> [Required work]:
1 > Reproduce everything in the passage on smart card access control, from "- Retrieve the" down to "are then specified.)".
2 > Take the discussion of smart card access control and external authentication further, starting right after its final sentence.

> [Quoted passage]:
○ ○ ○ ○ ○ ○ ○
If we proceed in the design ork, we we see that perhaps rwo independent design issues are perhaps under discussion:

(A) extending the role-based access control model of the muscle cardedge, so that acls can mandate n-factor logins for all access to a cardedge method. In particular, one can mandate XAUT-grade principal login, and login as different strong id is equivalent to login as a particular role (e.g. CO, AO, etc.)

(B) add biometric user authentication, as substitute for pin-based CHV. In particular, allow an acl to mandate that the CHV uses a particular _strength_ of user authentication.

Lets address only (A) for now, - though clearly the two issues are related in the design of the access control and privilege model. And, lets also add some context, for the muscle cardedge's getChallenge and External Authenticate.

In the GSC-IS document (http://csrc.nist.gov/publications/nistir/nistir-6887.pdf 3.2.2) , the US is advocating that a trusted host driver (probably in the TPM stack) shall be able to learn from the cardedge API (and possibly the card) whether or not XAUT-strength principal login is a necessary pre-condition - for a subsequent call to a given method (aka "service") being granted access permission(s).

"A typical BSI sequence of calls for an External Authentication:

- Establish a logical connection with the card through a call to gscBsiUtilConnect().

- Retrieve the ACRs for a desired card service provider through a call to either gscBsiGcGetContainerProperties() or gscBsiGetCryptoProperties(). These interface methods return the ACRs for all services available from the smart card (Section 4.6.3 or Section 4.7.5 respectively). If External Authentication is required for a particular service (e.g., gscBsiGcReadValue() or gscBsiPkiCompute()), the ACR returned in the GCacr or CRYPTOacr structure for this service must be BSI_ACR_XAUTH.
"


(Other steps in the muscle-style getChallenge and ExternalAuthenticate are then specified.)
○ ○ ○ ○ ○ ○ ○
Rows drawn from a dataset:
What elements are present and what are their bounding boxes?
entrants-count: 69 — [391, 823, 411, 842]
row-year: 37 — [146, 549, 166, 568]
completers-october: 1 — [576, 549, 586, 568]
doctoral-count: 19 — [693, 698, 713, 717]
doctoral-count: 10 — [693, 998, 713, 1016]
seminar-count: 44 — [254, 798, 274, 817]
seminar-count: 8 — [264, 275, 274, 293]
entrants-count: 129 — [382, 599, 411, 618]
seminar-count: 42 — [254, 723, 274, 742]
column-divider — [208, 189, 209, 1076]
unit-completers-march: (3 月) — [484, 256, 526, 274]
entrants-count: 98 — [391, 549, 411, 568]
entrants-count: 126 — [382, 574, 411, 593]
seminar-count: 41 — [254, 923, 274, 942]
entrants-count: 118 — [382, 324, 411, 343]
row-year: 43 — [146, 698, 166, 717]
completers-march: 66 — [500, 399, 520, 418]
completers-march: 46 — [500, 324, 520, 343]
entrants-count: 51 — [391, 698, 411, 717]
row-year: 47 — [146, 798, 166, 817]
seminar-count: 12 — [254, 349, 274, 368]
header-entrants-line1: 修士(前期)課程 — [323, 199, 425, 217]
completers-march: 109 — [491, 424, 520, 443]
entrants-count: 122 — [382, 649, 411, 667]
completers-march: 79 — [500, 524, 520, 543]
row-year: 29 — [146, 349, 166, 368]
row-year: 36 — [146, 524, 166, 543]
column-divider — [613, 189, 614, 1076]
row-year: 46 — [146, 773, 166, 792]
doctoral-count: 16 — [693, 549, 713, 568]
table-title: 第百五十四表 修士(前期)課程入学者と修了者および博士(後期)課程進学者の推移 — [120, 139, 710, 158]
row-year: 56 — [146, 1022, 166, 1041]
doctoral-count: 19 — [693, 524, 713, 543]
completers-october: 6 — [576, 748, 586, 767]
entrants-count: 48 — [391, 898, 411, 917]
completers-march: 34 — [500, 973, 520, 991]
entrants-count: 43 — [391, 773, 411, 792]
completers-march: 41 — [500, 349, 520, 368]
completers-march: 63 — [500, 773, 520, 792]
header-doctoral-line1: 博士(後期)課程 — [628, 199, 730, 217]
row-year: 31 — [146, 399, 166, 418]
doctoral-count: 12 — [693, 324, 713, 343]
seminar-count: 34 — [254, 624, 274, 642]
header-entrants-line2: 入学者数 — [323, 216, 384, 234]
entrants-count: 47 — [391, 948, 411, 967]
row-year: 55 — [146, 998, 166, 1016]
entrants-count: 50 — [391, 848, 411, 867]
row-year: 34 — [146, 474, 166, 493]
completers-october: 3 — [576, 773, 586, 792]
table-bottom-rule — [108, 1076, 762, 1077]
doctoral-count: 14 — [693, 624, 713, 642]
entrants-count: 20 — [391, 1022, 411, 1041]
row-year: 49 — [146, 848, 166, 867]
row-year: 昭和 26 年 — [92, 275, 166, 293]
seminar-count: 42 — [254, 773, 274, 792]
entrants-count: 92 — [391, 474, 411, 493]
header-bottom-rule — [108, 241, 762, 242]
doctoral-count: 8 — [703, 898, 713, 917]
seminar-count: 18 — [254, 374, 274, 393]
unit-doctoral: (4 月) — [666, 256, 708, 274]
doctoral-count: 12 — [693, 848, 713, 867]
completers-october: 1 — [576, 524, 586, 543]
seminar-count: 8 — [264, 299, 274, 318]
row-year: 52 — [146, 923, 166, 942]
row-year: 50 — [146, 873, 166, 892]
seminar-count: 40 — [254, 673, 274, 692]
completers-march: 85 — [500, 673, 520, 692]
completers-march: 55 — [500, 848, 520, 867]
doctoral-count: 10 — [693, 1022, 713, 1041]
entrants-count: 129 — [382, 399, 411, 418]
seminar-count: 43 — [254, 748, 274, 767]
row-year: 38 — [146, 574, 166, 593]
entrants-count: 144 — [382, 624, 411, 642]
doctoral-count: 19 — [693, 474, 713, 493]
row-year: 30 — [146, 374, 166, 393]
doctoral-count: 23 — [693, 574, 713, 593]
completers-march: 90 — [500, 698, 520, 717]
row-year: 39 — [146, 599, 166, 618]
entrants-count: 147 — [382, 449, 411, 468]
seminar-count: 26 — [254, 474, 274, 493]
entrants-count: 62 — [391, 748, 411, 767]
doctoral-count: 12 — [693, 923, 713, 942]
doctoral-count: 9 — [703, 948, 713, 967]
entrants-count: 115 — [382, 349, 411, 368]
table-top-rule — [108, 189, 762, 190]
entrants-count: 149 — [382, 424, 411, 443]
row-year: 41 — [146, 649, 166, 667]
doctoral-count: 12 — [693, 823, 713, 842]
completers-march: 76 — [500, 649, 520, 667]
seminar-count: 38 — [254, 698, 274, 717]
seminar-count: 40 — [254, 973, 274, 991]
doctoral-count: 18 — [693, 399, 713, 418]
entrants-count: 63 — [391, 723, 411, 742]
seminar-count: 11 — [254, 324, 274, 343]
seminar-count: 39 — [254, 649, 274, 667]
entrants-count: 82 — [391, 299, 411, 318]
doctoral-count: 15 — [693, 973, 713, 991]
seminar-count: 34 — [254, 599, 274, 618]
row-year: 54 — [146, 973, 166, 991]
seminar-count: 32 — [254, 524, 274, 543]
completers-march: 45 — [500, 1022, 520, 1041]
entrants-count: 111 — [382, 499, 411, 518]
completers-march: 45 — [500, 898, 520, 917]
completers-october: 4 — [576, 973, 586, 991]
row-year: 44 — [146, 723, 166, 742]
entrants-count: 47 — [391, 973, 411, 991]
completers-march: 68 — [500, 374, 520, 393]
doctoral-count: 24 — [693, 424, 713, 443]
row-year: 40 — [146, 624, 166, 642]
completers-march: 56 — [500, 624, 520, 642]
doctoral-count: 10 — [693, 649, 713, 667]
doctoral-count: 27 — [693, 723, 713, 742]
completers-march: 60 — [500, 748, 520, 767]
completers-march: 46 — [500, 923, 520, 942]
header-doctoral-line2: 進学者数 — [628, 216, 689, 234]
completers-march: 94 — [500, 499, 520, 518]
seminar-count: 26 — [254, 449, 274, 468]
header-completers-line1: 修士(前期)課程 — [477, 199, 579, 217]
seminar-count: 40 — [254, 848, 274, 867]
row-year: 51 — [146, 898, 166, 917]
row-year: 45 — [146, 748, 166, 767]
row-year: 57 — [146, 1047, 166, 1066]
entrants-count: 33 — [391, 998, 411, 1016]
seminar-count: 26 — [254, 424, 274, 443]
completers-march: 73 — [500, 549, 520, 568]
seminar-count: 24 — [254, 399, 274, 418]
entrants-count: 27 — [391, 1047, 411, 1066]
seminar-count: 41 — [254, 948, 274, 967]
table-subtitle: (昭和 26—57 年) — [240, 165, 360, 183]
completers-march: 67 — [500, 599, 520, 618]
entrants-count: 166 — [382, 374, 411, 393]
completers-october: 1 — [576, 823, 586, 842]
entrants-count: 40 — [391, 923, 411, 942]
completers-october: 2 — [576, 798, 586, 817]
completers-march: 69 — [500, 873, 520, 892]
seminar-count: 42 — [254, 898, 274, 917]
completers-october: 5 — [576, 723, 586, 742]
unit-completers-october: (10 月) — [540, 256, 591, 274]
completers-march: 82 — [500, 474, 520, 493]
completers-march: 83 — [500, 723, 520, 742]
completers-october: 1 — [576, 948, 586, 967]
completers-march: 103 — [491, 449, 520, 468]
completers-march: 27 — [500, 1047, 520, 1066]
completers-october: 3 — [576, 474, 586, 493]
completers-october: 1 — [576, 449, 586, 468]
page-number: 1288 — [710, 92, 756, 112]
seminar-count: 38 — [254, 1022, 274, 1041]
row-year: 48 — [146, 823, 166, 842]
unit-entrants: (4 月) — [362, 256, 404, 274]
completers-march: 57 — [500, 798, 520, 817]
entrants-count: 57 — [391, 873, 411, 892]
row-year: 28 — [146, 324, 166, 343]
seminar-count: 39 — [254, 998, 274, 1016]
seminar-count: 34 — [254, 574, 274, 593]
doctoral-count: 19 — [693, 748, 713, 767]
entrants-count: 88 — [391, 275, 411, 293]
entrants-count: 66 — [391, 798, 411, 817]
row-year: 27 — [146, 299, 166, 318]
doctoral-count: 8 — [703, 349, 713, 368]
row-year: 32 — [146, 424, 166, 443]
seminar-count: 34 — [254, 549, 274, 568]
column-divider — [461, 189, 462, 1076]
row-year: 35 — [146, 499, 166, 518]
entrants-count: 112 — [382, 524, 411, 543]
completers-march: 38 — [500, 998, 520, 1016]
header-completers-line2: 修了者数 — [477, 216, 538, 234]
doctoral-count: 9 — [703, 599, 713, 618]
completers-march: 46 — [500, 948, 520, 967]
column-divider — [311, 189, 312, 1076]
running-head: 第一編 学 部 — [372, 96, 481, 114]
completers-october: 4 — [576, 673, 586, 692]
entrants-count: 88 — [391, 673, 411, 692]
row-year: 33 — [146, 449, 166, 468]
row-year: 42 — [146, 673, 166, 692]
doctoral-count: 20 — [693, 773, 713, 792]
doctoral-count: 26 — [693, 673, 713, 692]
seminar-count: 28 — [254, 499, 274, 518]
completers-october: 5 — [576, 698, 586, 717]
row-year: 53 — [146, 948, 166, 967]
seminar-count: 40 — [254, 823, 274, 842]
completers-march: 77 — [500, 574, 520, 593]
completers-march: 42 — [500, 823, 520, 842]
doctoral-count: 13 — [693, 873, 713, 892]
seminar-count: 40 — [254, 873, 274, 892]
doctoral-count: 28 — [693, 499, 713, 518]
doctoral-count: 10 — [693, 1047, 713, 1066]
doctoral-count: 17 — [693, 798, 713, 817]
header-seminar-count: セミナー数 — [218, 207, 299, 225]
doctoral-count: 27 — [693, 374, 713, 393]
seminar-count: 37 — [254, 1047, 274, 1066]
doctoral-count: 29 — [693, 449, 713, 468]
○ ○ ○ ○ ○ ○ ○
> [Answers to each task]:
1 >
- Retrieve the ACRs for a desired card service provider through a call to either gscBsiGcGetContainerProperties() or gscBsiGetCryptoProperties(). These interface methods return the ACRs for all services available from the smart card (Section 4.6.3 or Section 4.7.5 respectively). If External Authentication is required for a particular service (e.g., gscBsiGcReadValue() or gscBsiPkiCompute()), the ACR returned in the GCacr or CRYPTOacr structure for this service must be BSI_ACR_XAUTH.
"


(Other steps in the muscle-style getChallenge and ExternalAuthenticate are then specified.)

2 >
We know, in the muscle world, that we can retrieve the (public) acls for each class of resource (object/key) via the cardedge; and that the driver can learn, thereby, which strongly identified principals are required. By implication, this identifies the role the principal (i.e. the driver) shall necessarily perform, when accessing said resource, and the particular XAUT key said party shall necessarily possess.

So, now, should the driver be programmed to always retrieve the acl of a _given muscle object_ when preparing to invoke a given method, the particular object's public acls can be viewed as a surrogate for the method-level requirement specification (the "ACR" in US goverment parlance)

One way to construct such a set of "specification objects" in the muscle world would surely be to have several sets of IN/OUT objects, each with unique acls, where the method checks the acl on the particular IN/OUT set to determine whether requirements for the associated _method_ have been satisfied. Only then would the method be actually implemented, in which the acls of particular resource would also then be enforced.

In this way, we might ensure that the semantics of the GSC-IS are provided for - in which it's the method ("service") -level policy specification that can mandate the requirement for XAUT login - regardless of which application-centered object/key is the subject of the transaction.

If, now, the constructor of the acl always masks the "upon-creation acl mask" for that type of acl into its value, we satisfy two requirements surely:

(a) When the IN/OUT object is allocated for a given method, the method's "upon-creation policy" is assigned - according to personalization time requirements

(b) By inspecting the IN/OUT acls, the driver can learn what credentials it WOULD be required to present, before access would subsequently be granted to that method.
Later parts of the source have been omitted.